YOUR TASK
Lines that include the word "digunakan" are the ones to copy.

ENTRIES

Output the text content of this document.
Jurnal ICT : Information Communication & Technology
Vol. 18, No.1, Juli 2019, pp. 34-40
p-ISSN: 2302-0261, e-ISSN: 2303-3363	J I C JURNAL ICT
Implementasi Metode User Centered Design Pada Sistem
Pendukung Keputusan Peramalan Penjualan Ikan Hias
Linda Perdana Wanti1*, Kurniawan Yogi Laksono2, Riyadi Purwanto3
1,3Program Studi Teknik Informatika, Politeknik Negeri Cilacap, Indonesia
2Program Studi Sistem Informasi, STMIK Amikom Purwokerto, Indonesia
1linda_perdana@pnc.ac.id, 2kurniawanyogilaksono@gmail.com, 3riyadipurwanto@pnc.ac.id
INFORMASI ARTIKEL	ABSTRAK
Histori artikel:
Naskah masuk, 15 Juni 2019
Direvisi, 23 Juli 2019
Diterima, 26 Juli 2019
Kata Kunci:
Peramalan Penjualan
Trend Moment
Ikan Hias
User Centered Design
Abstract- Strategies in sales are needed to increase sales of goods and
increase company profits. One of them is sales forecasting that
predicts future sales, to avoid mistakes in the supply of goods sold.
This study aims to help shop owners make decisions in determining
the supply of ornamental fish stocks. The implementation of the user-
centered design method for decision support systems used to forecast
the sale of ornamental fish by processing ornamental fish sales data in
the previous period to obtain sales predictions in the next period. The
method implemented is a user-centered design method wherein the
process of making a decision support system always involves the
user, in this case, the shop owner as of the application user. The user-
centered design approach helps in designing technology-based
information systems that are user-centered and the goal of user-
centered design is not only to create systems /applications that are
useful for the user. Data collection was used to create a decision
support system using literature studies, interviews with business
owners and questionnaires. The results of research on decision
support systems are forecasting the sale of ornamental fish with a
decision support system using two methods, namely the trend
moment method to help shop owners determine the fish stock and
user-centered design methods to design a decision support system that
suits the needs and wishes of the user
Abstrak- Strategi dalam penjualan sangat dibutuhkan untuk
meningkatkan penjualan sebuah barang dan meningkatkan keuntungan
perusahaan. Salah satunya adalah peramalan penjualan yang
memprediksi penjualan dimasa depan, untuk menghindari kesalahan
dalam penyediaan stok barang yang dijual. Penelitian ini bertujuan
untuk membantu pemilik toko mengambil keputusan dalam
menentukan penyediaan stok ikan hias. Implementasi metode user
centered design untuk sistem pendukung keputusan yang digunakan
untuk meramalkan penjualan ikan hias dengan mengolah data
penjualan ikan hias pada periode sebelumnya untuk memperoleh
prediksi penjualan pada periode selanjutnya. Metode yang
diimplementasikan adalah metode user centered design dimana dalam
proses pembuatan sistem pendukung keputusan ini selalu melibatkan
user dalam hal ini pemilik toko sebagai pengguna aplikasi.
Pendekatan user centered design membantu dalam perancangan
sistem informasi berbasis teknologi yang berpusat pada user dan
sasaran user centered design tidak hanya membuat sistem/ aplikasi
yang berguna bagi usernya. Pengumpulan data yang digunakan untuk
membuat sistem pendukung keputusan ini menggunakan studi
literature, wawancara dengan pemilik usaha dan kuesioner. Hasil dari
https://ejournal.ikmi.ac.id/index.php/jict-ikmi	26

FULL ANSWER
centered design untuk sistem pendukung keputusan yang digunakan
yang berguna bagi usernya. Pengumpulan data yang digunakan untuk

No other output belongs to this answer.